#### Data listing:
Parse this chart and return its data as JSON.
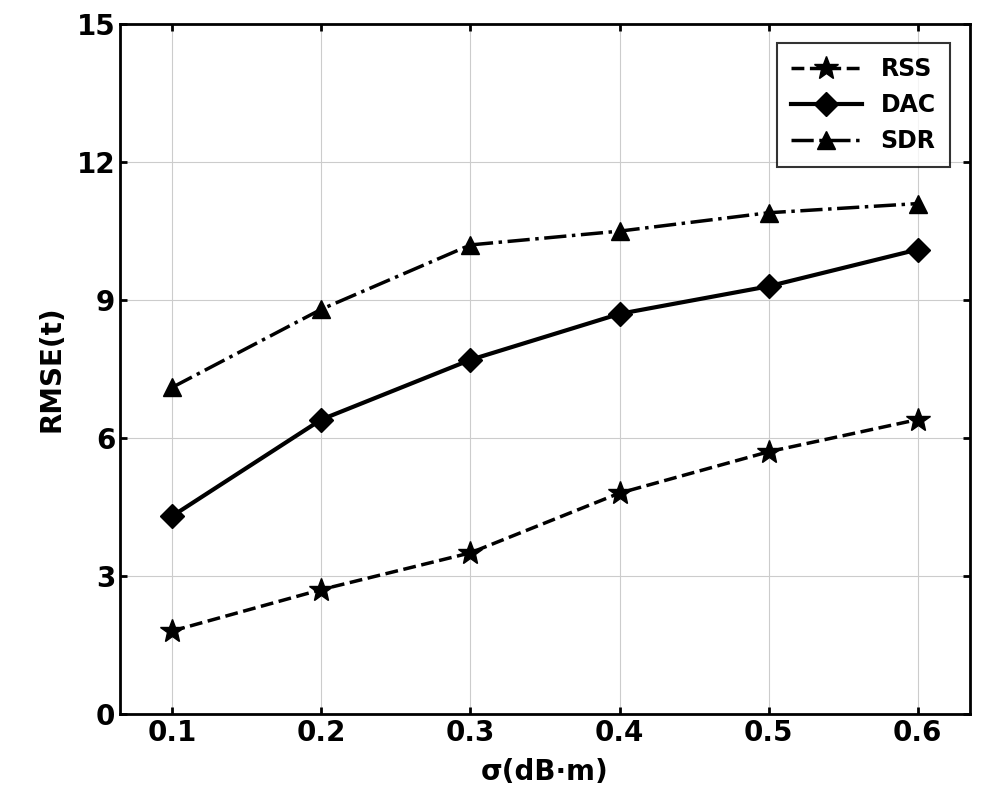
{
  "x": [
    0.1,
    0.2,
    0.3,
    0.4,
    0.5,
    0.6
  ],
  "RSS": [
    1.8,
    2.7,
    3.5,
    4.8,
    5.7,
    6.4
  ],
  "DAC": [
    4.3,
    6.4,
    7.7,
    8.7,
    9.3,
    10.1
  ],
  "SDR": [
    7.1,
    8.8,
    10.2,
    10.5,
    10.9,
    11.1
  ],
  "xlabel": "σ(dB·m)",
  "ylabel": "RMSE(t)",
  "ylim": [
    0,
    15
  ],
  "yticks": [
    0,
    3,
    6,
    9,
    12,
    15
  ],
  "xticks": [
    0.1,
    0.2,
    0.3,
    0.4,
    0.5,
    0.6
  ],
  "legend_labels": [
    "RSS",
    "DAC",
    "SDR"
  ],
  "line_color": "#000000",
  "bg_color": "#ffffff",
  "grid_color": "#cccccc",
  "label_fontsize": 20,
  "tick_fontsize": 20,
  "legend_fontsize": 17,
  "rss_marker_size": 18,
  "dac_marker_size": 12,
  "sdr_marker_size": 13,
  "line_width": 2.5
}
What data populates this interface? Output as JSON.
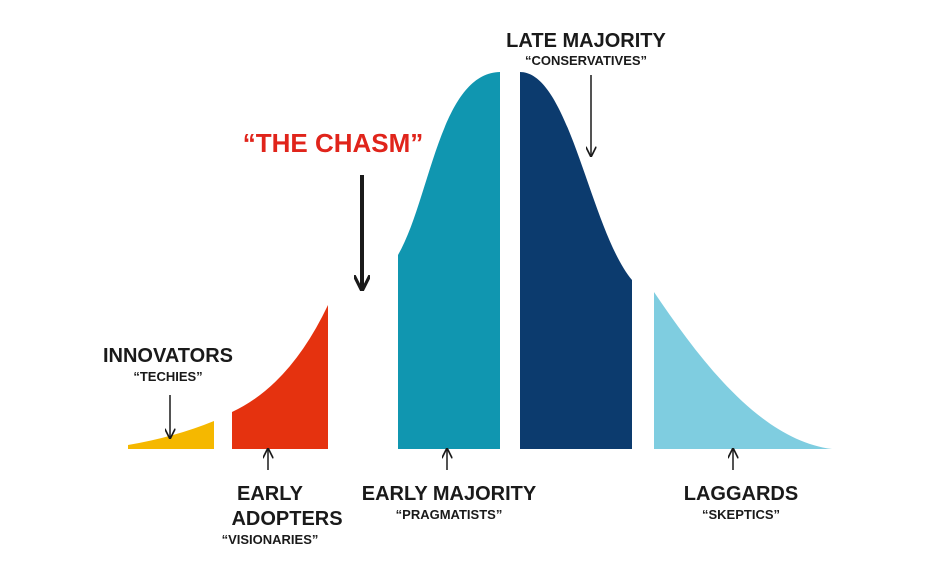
{
  "title": "“THE CHASM”",
  "segments": [
    {
      "label": "INNOVATORS",
      "sublabel": "“TECHIES”"
    },
    {
      "label_lines": [
        "EARLY",
        "ADOPTERS"
      ],
      "sublabel": "“VISIONARIES”"
    },
    {
      "label": "EARLY MAJORITY",
      "sublabel": "“PRAGMATISTS”"
    },
    {
      "label": "LATE MAJORITY",
      "sublabel": "“CONSERVATIVES”"
    },
    {
      "label": "LAGGARDS",
      "sublabel": "“SKEPTICS”"
    }
  ]
}
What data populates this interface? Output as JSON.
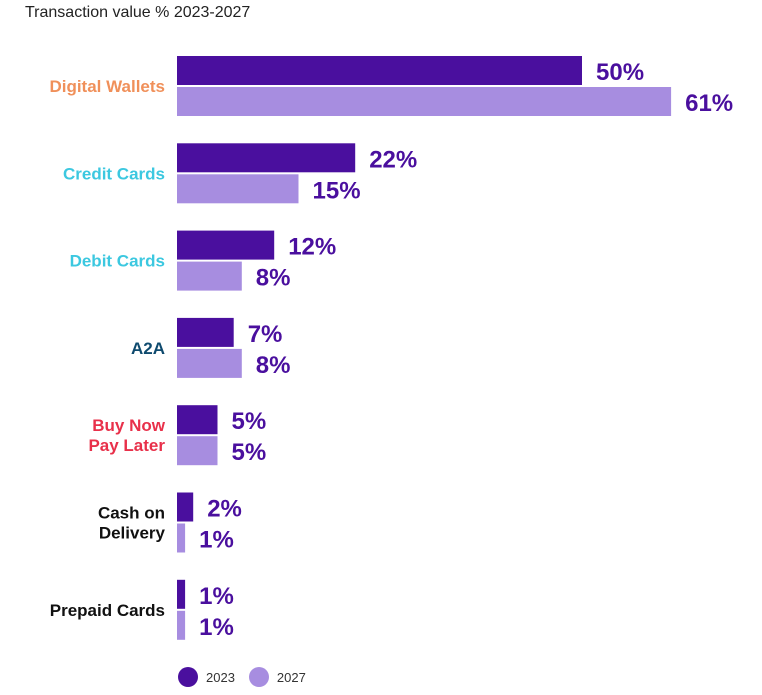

#### Work required:
Retype the whole listing, keeping every line identical and omitting all pictures.

#### Complete response:
Parse this chart and return its data as JSON.
{
  "x": [
    0.1,
    0.2,
    0.3,
    0.4,
    0.5,
    0.6
  ],
  "RSS": [
    1.8,
    2.7,
    3.5,
    4.8,
    5.7,
    6.4
  ],
  "DAC": [
    4.3,
    6.4,
    7.7,
    8.7,
    9.3,
    10.1
  ],
  "SDR": [
    7.1,
    8.8,
    10.2,
    10.5,
    10.9,
    11.1
  ],
  "xlabel": "σ(dB·m)",
  "ylabel": "RMSE(t)",
  "ylim": [
    0,
    15
  ],
  "yticks": [
    0,
    3,
    6,
    9,
    12,
    15
  ],
  "xticks": [
    0.1,
    0.2,
    0.3,
    0.4,
    0.5,
    0.6
  ],
  "legend_labels": [
    "RSS",
    "DAC",
    "SDR"
  ],
  "line_color": "#000000",
  "bg_color": "#ffffff",
  "grid_color": "#cccccc",
  "label_fontsize": 20,
  "tick_fontsize": 20,
  "legend_fontsize": 17,
  "rss_marker_size": 18,
  "dac_marker_size": 12,
  "sdr_marker_size": 13,
  "line_width": 2.5
}
What data populates this interface? Output as JSON.
{
  "title": "“THE CHASM”",
  "segments": [
    {
      "label": "INNOVATORS",
      "sublabel": "“TECHIES”"
    },
    {
      "label_lines": [
        "EARLY",
        "ADOPTERS"
      ],
      "sublabel": "“VISIONARIES”"
    },
    {
      "label": "EARLY MAJORITY",
      "sublabel": "“PRAGMATISTS”"
    },
    {
      "label": "LATE MAJORITY",
      "sublabel": "“CONSERVATIVES”"
    },
    {
      "label": "LAGGARDS",
      "sublabel": "“SKEPTICS”"
    }
  ]
}
What data populates this interface? Output as JSON.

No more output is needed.